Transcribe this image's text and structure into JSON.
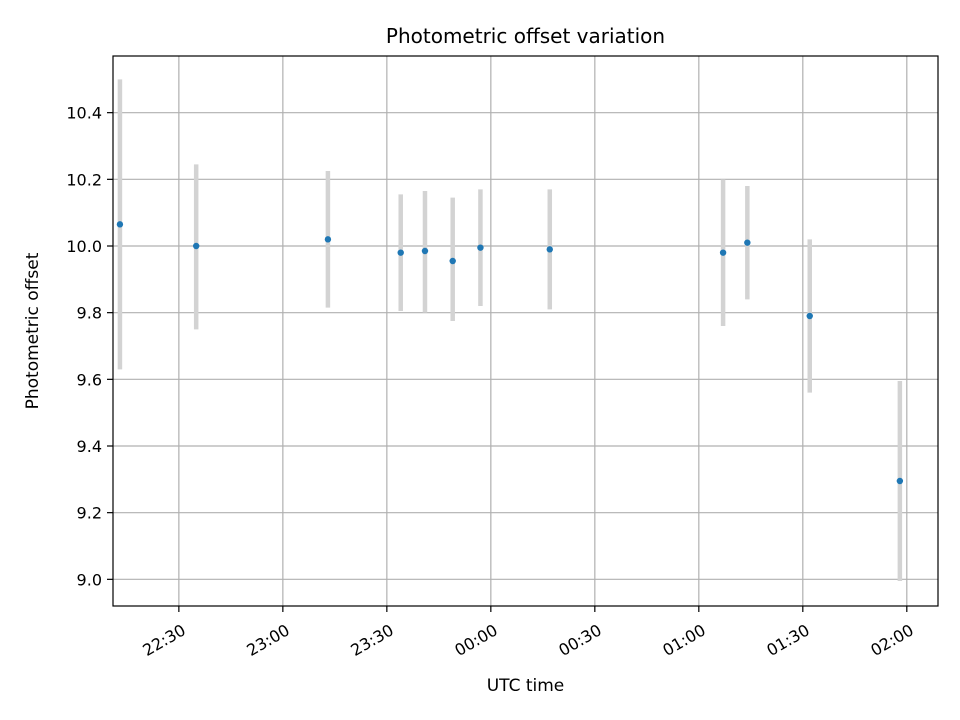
{
  "chart_data": {
    "type": "scatter",
    "title": "Photometric offset variation",
    "xlabel": "UTC time",
    "ylabel": "Photometric offset",
    "x_ticks": [
      "22:30",
      "23:00",
      "23:30",
      "00:00",
      "00:30",
      "01:00",
      "01:30",
      "02:00"
    ],
    "y_ticks": [
      "9.0",
      "9.2",
      "9.4",
      "9.6",
      "9.8",
      "10.0",
      "10.2",
      "10.4"
    ],
    "xlim": [
      "22:11",
      "02:09"
    ],
    "ylim": [
      8.92,
      10.57
    ],
    "grid": true,
    "colors": {
      "marker": "#1f77b4",
      "errorbar": "#d3d3d3",
      "grid": "#b0b0b0",
      "axes": "#000000"
    },
    "points": [
      {
        "x": "22:13",
        "y": 10.065,
        "yerr_low": 9.63,
        "yerr_high": 10.5
      },
      {
        "x": "22:35",
        "y": 10.0,
        "yerr_low": 9.75,
        "yerr_high": 10.245
      },
      {
        "x": "23:13",
        "y": 10.02,
        "yerr_low": 9.815,
        "yerr_high": 10.225
      },
      {
        "x": "23:34",
        "y": 9.98,
        "yerr_low": 9.805,
        "yerr_high": 10.155
      },
      {
        "x": "23:41",
        "y": 9.985,
        "yerr_low": 9.8,
        "yerr_high": 10.165
      },
      {
        "x": "23:49",
        "y": 9.955,
        "yerr_low": 9.775,
        "yerr_high": 10.145
      },
      {
        "x": "23:57",
        "y": 9.995,
        "yerr_low": 9.82,
        "yerr_high": 10.17
      },
      {
        "x": "00:17",
        "y": 9.99,
        "yerr_low": 9.81,
        "yerr_high": 10.17
      },
      {
        "x": "01:07",
        "y": 9.98,
        "yerr_low": 9.76,
        "yerr_high": 10.2
      },
      {
        "x": "01:14",
        "y": 10.01,
        "yerr_low": 9.84,
        "yerr_high": 10.18
      },
      {
        "x": "01:32",
        "y": 9.79,
        "yerr_low": 9.56,
        "yerr_high": 10.02
      },
      {
        "x": "01:58",
        "y": 9.295,
        "yerr_low": 8.995,
        "yerr_high": 9.595
      }
    ]
  }
}
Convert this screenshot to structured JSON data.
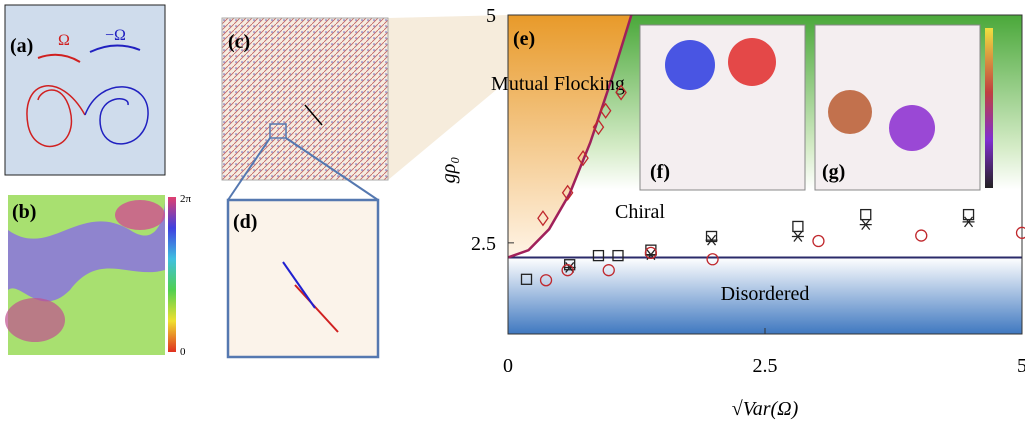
{
  "chart_data": {
    "type": "scatter",
    "xlabel": "√Var(Ω)",
    "ylabel": "gρ₀",
    "xlim": [
      0,
      5
    ],
    "ylim": [
      1.5,
      5
    ],
    "xticks": [
      0,
      2.5,
      5
    ],
    "yticks": [
      2.5,
      5
    ],
    "annotations": {
      "panel_e": "(e)",
      "flocking": "Mutual Flocking",
      "chiral": "Chiral",
      "disordered": "Disordered",
      "panel_f": "(f)",
      "panel_g": "(g)"
    },
    "boundary": {
      "color": "#a0205a",
      "x": [
        0,
        0.2,
        0.4,
        0.6,
        0.8,
        1.0,
        1.2
      ],
      "values": [
        2.34,
        2.42,
        2.65,
        3.04,
        3.6,
        4.27,
        5.0
      ]
    },
    "transition_level": 2.34,
    "series": [
      {
        "marker": "square",
        "color": "#222222",
        "x": [
          0.18,
          0.6,
          0.88,
          1.07,
          1.39,
          1.98,
          2.82,
          3.48,
          4.48
        ],
        "values": [
          2.1,
          2.26,
          2.36,
          2.36,
          2.42,
          2.57,
          2.68,
          2.81,
          2.81
        ]
      },
      {
        "marker": "star",
        "color": "#222222",
        "x": [
          0.6,
          1.39,
          1.98,
          2.82,
          3.48,
          4.48
        ],
        "values": [
          2.23,
          2.37,
          2.53,
          2.57,
          2.7,
          2.73
        ]
      },
      {
        "marker": "circle",
        "color": "#c0282d",
        "x": [
          0.37,
          0.58,
          0.98,
          1.39,
          1.99,
          3.02,
          4.02,
          5.0
        ],
        "values": [
          2.09,
          2.2,
          2.2,
          2.39,
          2.32,
          2.52,
          2.58,
          2.61
        ]
      },
      {
        "marker": "diamond",
        "color": "#c0282d",
        "x": [
          0.34,
          0.58,
          0.73,
          0.88,
          0.95,
          1.1
        ],
        "values": [
          2.77,
          3.05,
          3.43,
          3.77,
          3.95,
          4.15
        ]
      }
    ]
  },
  "panels": {
    "a": "(a)",
    "b": "(b)",
    "c": "(c)",
    "d": "(d)",
    "omega": "Ω",
    "minus_omega": "−Ω",
    "cbar_top": "2π",
    "cbar_bottom": "0"
  }
}
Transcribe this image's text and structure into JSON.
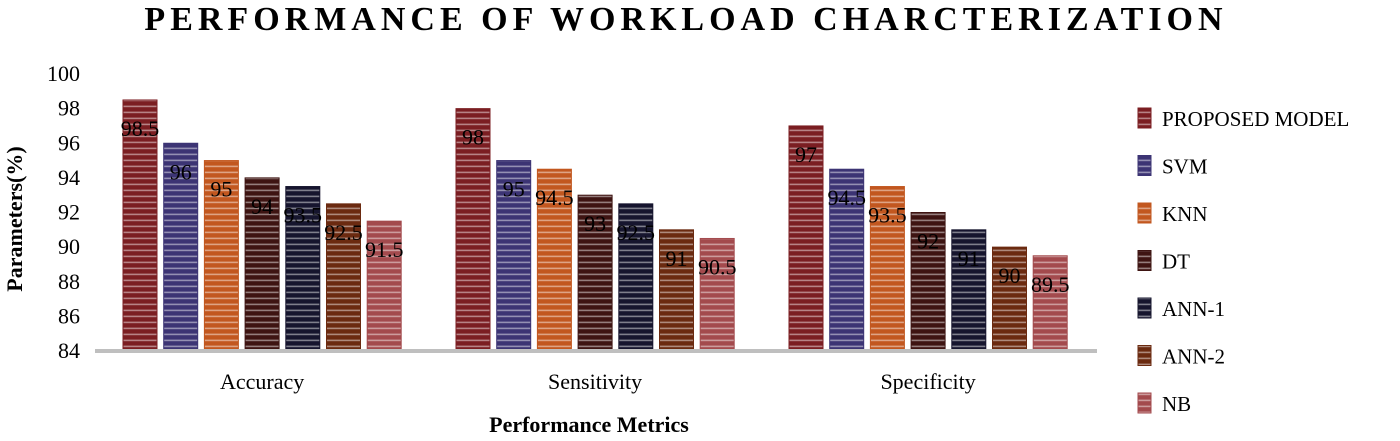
{
  "chart_data": {
    "type": "bar",
    "title": "PERFORMANCE OF WORKLOAD CHARCTERIZATION",
    "xlabel": "Performance Metrics",
    "ylabel": "Parameters(%)",
    "ylim": [
      84,
      100
    ],
    "yticks": [
      84,
      86,
      88,
      90,
      92,
      94,
      96,
      98,
      100
    ],
    "categories": [
      "Accuracy",
      "Sensitivity",
      "Specificity"
    ],
    "legend_position": "right",
    "grid": false,
    "series": [
      {
        "name": "PROPOSED MODEL",
        "color": "#7B1E22",
        "values": [
          98.5,
          98,
          97
        ]
      },
      {
        "name": "SVM",
        "color": "#3C3474",
        "values": [
          96,
          95,
          94.5
        ]
      },
      {
        "name": "KNN",
        "color": "#C2571F",
        "values": [
          95,
          94.5,
          93.5
        ]
      },
      {
        "name": "DT",
        "color": "#3E1412",
        "values": [
          94,
          93,
          92
        ]
      },
      {
        "name": "ANN-1",
        "color": "#16152E",
        "values": [
          93.5,
          92.5,
          91
        ]
      },
      {
        "name": "ANN-2",
        "color": "#6B2A10",
        "values": [
          92.5,
          91,
          90
        ]
      },
      {
        "name": "NB",
        "color": "#A34A4D",
        "values": [
          91.5,
          90.5,
          89.5
        ]
      }
    ]
  }
}
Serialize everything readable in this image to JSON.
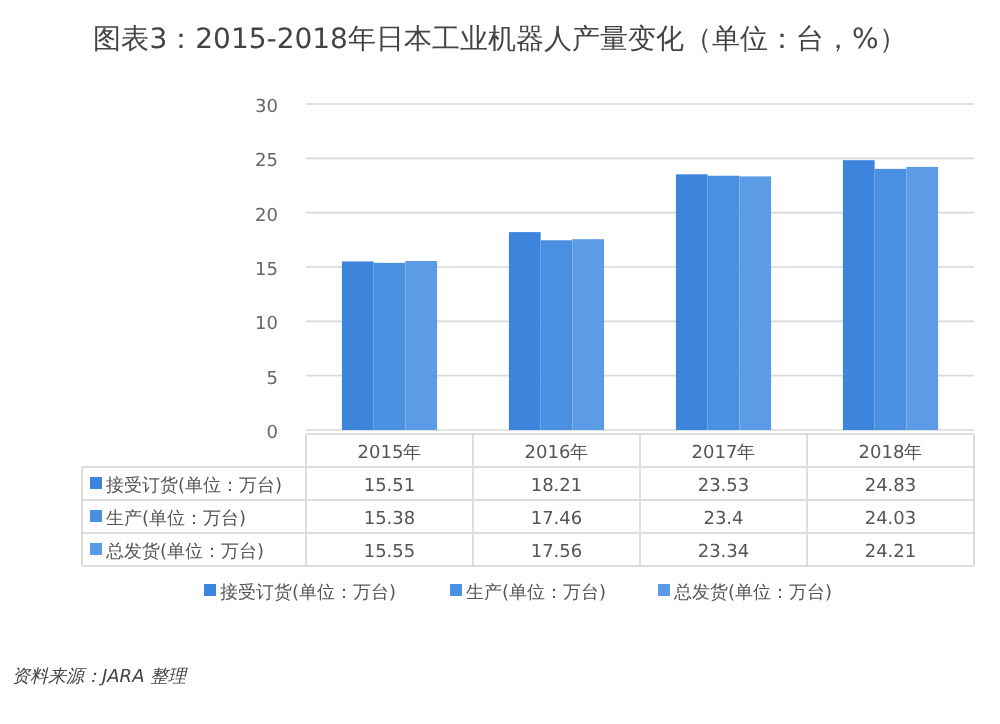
{
  "chart_data": {
    "type": "bar",
    "title": "图表3：2015-2018年日本工业机器人产量变化（单位：台，%）",
    "categories": [
      "2015年",
      "2016年",
      "2017年",
      "2018年"
    ],
    "series": [
      {
        "name": "接受订货(单位：万台)",
        "color": "#3d84dc",
        "values": [
          15.51,
          18.21,
          23.53,
          24.83
        ]
      },
      {
        "name": "生产(单位：万台)",
        "color": "#4b8fe0",
        "values": [
          15.38,
          17.46,
          23.4,
          24.03
        ]
      },
      {
        "name": "总发货(单位：万台)",
        "color": "#5c9be5",
        "values": [
          15.55,
          17.56,
          23.34,
          24.21
        ]
      }
    ],
    "ylim": [
      0,
      30
    ],
    "yticks": [
      0,
      5,
      10,
      15,
      20,
      25,
      30
    ],
    "grid": "y",
    "legend": "bottom",
    "data_labels": true,
    "annotations": [
      "资料来源：JARA 整理"
    ]
  }
}
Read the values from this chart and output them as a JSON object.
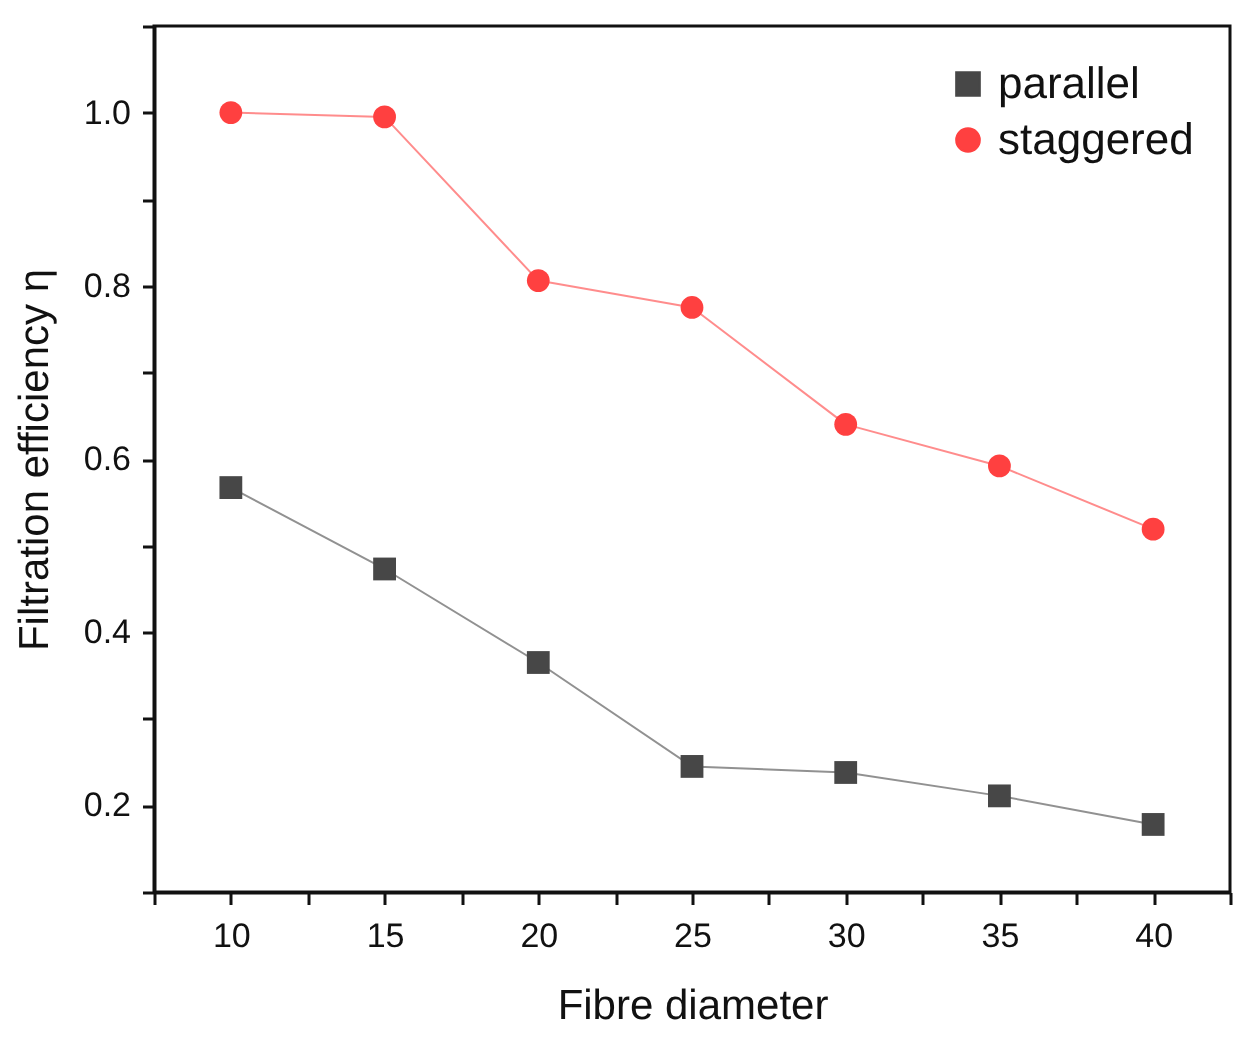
{
  "chart_data": {
    "type": "line",
    "xlabel": "Fibre diameter",
    "ylabel": "Filtration efficiency η",
    "x": [
      10,
      15,
      20,
      25,
      30,
      35,
      40
    ],
    "series": [
      {
        "name": "parallel",
        "color": "#474747",
        "marker": "square",
        "values": [
          0.567,
          0.473,
          0.365,
          0.245,
          0.238,
          0.211,
          0.178
        ]
      },
      {
        "name": "staggered",
        "color": "#ff4040",
        "marker": "circle",
        "values": [
          1.0,
          0.995,
          0.806,
          0.775,
          0.64,
          0.592,
          0.519
        ]
      }
    ],
    "xlim": [
      7.5,
      42.5
    ],
    "xticks": [
      {
        "value": 7.5,
        "label": null
      },
      10,
      {
        "value": 12.5,
        "label": null
      },
      15,
      {
        "value": 17.5,
        "label": null
      },
      20,
      {
        "value": 22.5,
        "label": null
      },
      25,
      {
        "value": 27.5,
        "label": null
      },
      30,
      {
        "value": 32.5,
        "label": null
      },
      35,
      {
        "value": 37.5,
        "label": null
      },
      40,
      {
        "value": 42.5,
        "label": null
      }
    ],
    "ylim": [
      0.1,
      1.1
    ],
    "yticks": [
      {
        "value": 0.1,
        "label": null
      },
      {
        "value": 0.2,
        "label": "0.2"
      },
      {
        "value": 0.3,
        "label": null
      },
      {
        "value": 0.4,
        "label": "0.4"
      },
      {
        "value": 0.5,
        "label": null
      },
      {
        "value": 0.6,
        "label": "0.6"
      },
      {
        "value": 0.7,
        "label": null
      },
      {
        "value": 0.8,
        "label": "0.8"
      },
      {
        "value": 0.9,
        "label": null
      },
      {
        "value": 1.0,
        "label": "1.0"
      },
      {
        "value": 1.1,
        "label": null
      }
    ],
    "legend": "top right",
    "grid": false
  }
}
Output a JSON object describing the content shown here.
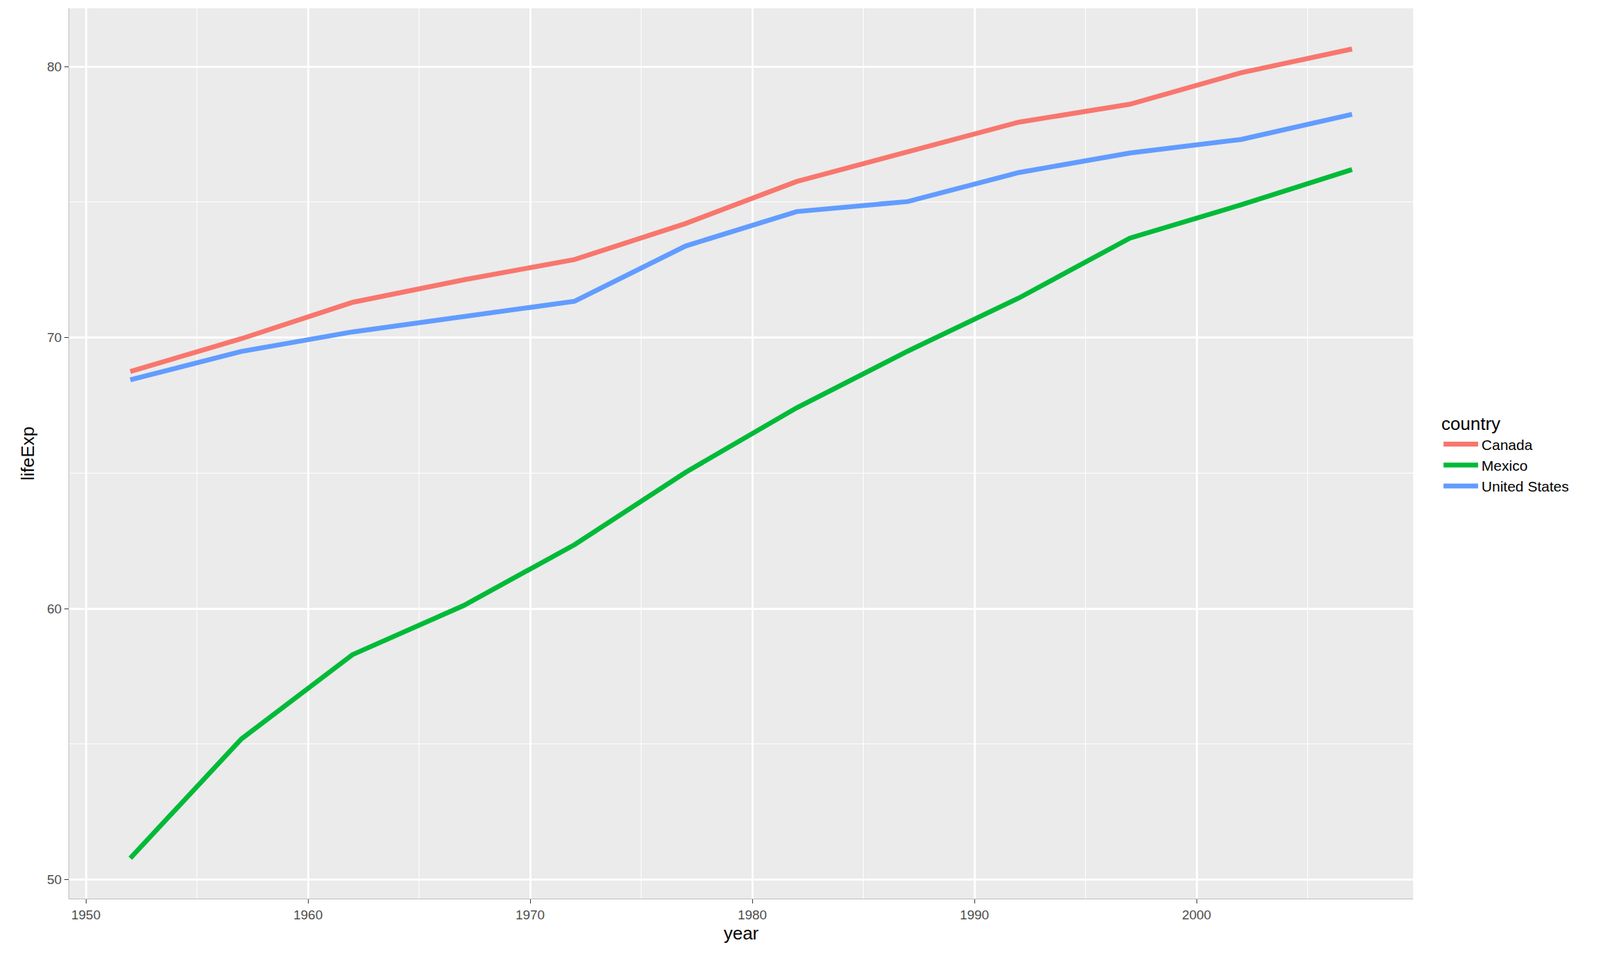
{
  "chart_data": {
    "type": "line",
    "x_label": "year",
    "y_label": "lifeExp",
    "legend_title": "country",
    "x": [
      1952,
      1957,
      1962,
      1967,
      1972,
      1977,
      1982,
      1987,
      1992,
      1997,
      2002,
      2007
    ],
    "series": [
      {
        "name": "Canada",
        "color": "#F8766D",
        "values": [
          68.75,
          69.96,
          71.3,
          72.13,
          72.88,
          74.21,
          75.76,
          76.86,
          77.95,
          78.61,
          79.77,
          80.65
        ]
      },
      {
        "name": "Mexico",
        "color": "#00BA38",
        "values": [
          50.79,
          55.19,
          58.3,
          60.11,
          62.36,
          65.03,
          67.41,
          69.5,
          71.46,
          73.67,
          74.9,
          76.2
        ]
      },
      {
        "name": "United States",
        "color": "#619CFF",
        "values": [
          68.44,
          69.49,
          70.21,
          70.76,
          71.34,
          73.38,
          74.65,
          75.02,
          76.09,
          76.81,
          77.31,
          78.24
        ]
      }
    ],
    "xlim": [
      1949.25,
      2009.75
    ],
    "xticks": [
      1950,
      1960,
      1970,
      1980,
      1990,
      2000
    ],
    "ylim": [
      49.3,
      82.15
    ],
    "yticks": [
      50,
      60,
      70,
      80
    ],
    "grid": true,
    "legend": "right"
  }
}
====================
__STATED GOAL__.
Determine how many of the lines above hold the word "right", and output that number by itself.

__FINAL RESULT__.
3